**Directions for this task**
Identify all lines in the listing that include the word "settings", and copy them out.

Start of Input rows

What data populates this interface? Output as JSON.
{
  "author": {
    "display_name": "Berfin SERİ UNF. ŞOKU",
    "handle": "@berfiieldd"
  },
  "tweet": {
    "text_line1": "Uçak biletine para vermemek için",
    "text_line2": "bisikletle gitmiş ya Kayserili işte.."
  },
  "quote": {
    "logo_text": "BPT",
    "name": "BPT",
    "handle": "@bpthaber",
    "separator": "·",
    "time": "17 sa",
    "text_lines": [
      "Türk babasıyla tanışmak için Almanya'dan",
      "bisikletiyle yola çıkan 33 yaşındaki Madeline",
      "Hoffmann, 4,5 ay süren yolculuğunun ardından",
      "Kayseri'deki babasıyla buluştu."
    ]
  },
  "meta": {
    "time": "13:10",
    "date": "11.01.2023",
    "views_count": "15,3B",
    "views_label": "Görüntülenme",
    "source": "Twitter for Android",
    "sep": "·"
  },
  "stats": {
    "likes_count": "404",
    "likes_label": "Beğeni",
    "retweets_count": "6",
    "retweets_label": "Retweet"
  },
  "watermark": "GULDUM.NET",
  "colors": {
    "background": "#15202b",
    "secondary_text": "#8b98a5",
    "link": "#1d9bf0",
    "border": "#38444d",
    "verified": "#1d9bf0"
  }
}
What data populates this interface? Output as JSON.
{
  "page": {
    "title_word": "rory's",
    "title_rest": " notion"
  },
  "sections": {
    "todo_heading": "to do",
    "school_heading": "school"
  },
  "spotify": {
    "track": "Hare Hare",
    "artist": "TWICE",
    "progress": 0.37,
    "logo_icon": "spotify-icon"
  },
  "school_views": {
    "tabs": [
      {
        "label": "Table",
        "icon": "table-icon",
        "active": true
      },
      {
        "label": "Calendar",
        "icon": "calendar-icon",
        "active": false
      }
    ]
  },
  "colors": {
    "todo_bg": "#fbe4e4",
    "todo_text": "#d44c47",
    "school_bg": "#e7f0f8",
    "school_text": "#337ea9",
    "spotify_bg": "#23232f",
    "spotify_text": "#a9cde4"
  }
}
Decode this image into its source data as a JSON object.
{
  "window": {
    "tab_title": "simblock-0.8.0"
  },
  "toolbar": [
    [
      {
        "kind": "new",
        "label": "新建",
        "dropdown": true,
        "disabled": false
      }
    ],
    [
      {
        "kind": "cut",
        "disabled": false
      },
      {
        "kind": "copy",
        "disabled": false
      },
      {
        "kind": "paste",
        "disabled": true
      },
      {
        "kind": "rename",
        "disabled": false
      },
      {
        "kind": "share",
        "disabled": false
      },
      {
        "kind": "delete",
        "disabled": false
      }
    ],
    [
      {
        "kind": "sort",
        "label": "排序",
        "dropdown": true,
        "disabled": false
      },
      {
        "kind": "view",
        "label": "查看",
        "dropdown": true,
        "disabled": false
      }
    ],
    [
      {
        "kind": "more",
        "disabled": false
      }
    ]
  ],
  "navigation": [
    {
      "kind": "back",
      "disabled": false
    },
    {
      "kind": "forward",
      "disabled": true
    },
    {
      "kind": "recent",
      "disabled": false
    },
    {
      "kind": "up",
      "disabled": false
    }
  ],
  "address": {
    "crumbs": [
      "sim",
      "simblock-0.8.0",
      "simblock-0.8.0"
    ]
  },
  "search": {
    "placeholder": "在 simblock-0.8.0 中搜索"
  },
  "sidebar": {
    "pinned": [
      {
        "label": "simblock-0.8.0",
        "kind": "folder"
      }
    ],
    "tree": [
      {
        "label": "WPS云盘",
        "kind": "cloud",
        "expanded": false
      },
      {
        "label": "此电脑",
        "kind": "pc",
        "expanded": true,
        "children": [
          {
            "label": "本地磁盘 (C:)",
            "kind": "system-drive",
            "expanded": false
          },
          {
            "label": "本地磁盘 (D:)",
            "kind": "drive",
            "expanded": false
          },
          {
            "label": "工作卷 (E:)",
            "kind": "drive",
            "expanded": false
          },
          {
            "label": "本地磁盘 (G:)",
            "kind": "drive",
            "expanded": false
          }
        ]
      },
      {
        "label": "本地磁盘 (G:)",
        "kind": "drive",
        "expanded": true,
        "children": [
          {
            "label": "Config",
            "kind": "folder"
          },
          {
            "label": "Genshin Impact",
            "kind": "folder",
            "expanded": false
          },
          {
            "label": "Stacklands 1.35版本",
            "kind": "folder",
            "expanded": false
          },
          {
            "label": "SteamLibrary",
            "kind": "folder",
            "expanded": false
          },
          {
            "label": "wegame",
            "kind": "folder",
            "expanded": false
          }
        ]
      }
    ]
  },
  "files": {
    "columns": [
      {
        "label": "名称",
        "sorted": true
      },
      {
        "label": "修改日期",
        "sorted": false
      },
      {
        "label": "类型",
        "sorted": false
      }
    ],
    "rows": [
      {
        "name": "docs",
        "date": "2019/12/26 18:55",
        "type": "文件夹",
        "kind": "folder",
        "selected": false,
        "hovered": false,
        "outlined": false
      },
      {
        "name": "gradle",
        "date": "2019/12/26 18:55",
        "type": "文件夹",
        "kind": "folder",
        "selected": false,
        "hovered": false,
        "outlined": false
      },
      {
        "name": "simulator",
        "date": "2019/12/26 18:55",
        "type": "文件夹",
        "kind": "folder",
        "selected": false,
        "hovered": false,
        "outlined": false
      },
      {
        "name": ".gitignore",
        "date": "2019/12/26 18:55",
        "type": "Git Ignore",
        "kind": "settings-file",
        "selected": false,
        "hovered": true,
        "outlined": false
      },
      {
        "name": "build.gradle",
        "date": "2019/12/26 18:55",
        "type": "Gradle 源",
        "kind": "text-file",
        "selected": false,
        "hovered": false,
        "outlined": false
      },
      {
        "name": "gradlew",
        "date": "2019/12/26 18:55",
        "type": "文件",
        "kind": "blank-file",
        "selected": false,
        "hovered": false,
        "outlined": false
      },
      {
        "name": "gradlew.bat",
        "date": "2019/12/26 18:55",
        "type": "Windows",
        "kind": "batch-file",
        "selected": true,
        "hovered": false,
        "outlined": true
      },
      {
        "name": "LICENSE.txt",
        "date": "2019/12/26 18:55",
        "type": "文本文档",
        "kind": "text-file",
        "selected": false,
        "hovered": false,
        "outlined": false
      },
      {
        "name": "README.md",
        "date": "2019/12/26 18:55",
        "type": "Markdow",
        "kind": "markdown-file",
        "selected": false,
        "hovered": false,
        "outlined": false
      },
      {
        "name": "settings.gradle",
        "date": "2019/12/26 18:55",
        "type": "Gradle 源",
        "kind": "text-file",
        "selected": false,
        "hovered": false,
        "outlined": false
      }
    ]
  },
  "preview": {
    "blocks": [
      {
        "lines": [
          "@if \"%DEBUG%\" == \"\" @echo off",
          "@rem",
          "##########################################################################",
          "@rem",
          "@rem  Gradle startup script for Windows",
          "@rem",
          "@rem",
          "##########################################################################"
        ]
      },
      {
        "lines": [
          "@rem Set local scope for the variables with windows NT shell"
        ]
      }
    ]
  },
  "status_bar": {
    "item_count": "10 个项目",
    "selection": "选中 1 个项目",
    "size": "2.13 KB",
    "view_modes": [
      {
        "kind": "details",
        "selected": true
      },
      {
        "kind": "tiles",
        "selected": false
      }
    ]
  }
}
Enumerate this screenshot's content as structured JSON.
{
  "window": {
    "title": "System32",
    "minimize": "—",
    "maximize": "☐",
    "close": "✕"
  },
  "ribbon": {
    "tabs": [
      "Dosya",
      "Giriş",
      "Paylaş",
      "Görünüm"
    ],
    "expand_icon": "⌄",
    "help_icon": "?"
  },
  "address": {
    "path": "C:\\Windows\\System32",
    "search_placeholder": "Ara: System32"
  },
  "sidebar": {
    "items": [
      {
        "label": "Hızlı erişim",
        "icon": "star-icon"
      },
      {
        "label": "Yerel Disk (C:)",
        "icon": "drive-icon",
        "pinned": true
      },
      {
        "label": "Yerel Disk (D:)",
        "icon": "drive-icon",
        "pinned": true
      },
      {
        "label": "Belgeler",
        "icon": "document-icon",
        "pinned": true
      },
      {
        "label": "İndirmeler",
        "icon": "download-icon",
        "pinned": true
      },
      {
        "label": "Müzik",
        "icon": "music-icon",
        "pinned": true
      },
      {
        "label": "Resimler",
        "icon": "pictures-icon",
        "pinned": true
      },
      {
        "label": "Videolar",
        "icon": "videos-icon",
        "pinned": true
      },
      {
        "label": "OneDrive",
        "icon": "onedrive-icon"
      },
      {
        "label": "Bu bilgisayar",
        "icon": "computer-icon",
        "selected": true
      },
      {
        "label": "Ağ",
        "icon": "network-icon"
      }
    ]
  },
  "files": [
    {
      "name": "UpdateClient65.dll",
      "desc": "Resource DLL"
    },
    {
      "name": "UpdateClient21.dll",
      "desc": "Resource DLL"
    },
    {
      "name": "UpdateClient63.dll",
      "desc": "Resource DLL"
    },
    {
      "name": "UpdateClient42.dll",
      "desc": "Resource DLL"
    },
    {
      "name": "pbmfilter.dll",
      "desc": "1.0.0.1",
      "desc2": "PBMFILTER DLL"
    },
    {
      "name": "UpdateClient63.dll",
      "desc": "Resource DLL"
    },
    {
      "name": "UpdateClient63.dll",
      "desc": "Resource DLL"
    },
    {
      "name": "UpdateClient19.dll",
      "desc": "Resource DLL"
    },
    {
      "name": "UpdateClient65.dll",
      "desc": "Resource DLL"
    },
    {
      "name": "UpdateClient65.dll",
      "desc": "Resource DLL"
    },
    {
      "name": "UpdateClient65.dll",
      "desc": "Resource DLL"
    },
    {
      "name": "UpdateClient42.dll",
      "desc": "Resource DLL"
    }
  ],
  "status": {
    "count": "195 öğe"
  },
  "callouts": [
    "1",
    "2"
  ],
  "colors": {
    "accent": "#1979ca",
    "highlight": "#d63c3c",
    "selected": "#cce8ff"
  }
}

End of Input rows

**Written answer**
        "kind": "settings-file",
        "name": "settings.gradle",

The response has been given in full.